**Written request:**
Locate every line in the records below that contains the word "культуре", and copy each one.

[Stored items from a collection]
◆ ◆ ◆ ◆ ◆

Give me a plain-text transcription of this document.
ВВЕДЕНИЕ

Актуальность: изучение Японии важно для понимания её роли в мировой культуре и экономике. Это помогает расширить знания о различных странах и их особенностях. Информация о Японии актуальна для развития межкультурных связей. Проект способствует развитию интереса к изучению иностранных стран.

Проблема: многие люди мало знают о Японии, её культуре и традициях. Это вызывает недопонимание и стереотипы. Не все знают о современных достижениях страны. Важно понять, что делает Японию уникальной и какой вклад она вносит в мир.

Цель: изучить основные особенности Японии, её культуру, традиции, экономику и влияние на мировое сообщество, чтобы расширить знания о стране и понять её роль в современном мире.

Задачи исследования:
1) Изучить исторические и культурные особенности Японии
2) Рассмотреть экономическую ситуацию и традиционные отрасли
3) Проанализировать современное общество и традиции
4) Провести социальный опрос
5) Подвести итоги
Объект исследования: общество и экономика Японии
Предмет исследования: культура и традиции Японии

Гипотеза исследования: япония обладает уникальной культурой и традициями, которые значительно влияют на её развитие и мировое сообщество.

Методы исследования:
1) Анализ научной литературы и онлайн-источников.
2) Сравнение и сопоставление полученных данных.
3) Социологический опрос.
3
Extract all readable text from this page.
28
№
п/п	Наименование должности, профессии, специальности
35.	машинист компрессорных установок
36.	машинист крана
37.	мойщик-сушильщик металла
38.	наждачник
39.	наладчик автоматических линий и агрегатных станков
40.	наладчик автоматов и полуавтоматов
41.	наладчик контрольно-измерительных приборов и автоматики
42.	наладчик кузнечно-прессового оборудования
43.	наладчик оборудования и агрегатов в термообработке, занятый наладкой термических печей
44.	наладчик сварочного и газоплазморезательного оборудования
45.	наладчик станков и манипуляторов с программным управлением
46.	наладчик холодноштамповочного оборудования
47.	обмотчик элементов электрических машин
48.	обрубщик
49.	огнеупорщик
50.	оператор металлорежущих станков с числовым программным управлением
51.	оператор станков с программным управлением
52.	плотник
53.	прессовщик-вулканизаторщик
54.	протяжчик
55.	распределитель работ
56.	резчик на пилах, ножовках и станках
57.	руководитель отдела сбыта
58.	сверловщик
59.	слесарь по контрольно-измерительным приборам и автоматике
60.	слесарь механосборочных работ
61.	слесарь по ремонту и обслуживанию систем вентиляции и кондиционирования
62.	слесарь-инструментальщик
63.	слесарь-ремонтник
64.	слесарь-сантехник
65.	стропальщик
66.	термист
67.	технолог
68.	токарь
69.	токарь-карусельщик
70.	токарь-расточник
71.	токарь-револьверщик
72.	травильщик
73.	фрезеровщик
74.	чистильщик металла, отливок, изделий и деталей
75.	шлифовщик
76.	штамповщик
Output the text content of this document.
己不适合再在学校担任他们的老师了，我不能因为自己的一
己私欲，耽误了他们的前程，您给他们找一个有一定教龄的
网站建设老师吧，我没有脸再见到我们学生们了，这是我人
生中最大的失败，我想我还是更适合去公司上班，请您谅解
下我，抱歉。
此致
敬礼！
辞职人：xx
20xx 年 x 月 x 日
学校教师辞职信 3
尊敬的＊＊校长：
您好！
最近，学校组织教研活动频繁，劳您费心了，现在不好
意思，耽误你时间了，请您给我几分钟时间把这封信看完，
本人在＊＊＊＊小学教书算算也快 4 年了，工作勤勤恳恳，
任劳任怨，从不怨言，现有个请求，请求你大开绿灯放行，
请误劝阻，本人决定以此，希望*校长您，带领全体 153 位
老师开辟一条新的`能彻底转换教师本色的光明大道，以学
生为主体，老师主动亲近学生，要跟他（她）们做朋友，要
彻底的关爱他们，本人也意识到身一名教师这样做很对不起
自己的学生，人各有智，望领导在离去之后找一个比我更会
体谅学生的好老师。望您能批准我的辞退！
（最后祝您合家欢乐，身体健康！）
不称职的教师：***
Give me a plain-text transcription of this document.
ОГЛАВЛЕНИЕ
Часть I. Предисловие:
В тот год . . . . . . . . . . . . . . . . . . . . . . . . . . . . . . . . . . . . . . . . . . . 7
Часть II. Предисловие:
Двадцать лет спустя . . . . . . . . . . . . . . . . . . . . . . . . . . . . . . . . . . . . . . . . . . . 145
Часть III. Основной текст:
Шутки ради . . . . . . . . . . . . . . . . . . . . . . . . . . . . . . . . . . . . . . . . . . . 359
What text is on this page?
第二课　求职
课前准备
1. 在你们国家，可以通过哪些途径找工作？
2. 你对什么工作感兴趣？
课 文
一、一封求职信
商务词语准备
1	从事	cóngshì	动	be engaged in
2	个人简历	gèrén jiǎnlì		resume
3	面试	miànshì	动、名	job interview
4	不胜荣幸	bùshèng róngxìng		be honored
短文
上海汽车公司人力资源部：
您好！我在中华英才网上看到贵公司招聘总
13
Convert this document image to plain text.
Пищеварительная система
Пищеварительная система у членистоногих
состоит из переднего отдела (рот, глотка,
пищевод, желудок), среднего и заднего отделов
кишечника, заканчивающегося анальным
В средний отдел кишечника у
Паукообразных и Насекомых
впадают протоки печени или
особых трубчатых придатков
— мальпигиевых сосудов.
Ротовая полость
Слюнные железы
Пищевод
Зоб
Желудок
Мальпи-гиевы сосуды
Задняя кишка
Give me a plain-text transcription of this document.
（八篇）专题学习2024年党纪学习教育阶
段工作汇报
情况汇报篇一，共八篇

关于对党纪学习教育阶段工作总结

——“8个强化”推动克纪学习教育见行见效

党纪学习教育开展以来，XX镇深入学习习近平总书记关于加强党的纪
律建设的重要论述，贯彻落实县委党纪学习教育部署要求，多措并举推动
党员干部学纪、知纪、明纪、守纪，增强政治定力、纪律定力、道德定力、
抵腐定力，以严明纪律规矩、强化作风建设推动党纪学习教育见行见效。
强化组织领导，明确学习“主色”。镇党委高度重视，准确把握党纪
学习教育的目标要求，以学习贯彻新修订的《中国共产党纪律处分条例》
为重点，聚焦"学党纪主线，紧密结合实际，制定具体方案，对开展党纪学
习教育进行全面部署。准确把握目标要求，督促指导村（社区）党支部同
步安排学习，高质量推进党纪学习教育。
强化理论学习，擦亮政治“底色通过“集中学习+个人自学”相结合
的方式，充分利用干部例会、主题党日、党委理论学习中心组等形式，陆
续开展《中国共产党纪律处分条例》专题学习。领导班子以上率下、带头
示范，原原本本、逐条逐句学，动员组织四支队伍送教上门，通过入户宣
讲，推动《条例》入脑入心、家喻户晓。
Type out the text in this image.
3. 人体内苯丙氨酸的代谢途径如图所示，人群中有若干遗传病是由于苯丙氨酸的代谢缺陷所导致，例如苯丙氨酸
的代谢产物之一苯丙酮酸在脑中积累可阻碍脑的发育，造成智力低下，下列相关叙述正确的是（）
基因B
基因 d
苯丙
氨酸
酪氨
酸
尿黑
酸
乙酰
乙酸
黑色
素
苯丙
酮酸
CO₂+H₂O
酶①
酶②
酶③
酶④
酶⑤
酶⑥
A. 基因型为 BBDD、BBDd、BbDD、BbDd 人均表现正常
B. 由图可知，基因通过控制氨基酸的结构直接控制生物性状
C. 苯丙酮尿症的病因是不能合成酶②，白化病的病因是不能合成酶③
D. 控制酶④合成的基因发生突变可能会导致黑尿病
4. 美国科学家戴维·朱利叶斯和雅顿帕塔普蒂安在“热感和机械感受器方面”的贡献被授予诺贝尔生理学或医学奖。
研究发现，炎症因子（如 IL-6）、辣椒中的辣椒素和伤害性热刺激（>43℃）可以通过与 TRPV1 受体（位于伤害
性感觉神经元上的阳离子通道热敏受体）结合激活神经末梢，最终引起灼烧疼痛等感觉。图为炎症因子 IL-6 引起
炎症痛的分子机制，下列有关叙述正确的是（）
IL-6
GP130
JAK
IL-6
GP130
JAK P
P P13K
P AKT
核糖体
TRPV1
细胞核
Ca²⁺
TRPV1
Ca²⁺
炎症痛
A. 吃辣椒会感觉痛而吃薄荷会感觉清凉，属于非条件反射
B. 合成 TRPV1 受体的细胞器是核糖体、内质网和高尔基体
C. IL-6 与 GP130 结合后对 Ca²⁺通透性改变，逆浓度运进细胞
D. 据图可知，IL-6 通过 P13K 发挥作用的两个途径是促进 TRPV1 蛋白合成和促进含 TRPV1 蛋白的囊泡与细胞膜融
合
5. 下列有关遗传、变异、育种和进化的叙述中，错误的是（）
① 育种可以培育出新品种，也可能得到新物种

◆ ◆ ◆ ◆ ◆

**Written response:**
Актуальность: изучение Японии важно для понимания её роли в мировой культуре и экономике. Это помогает расширить знания о различных странах и их особенностях. Информация о Японии актуальна для развития межкультурных связей. Проект способствует развитию интереса к изучению иностранных стран.
Проблема: многие люди мало знают о Японии, её культуре и традициях. Это вызывает недопонимание и стереотипы. Не все знают о современных достижениях страны. Важно понять, что делает Японию уникальной и какой вклад она вносит в мир.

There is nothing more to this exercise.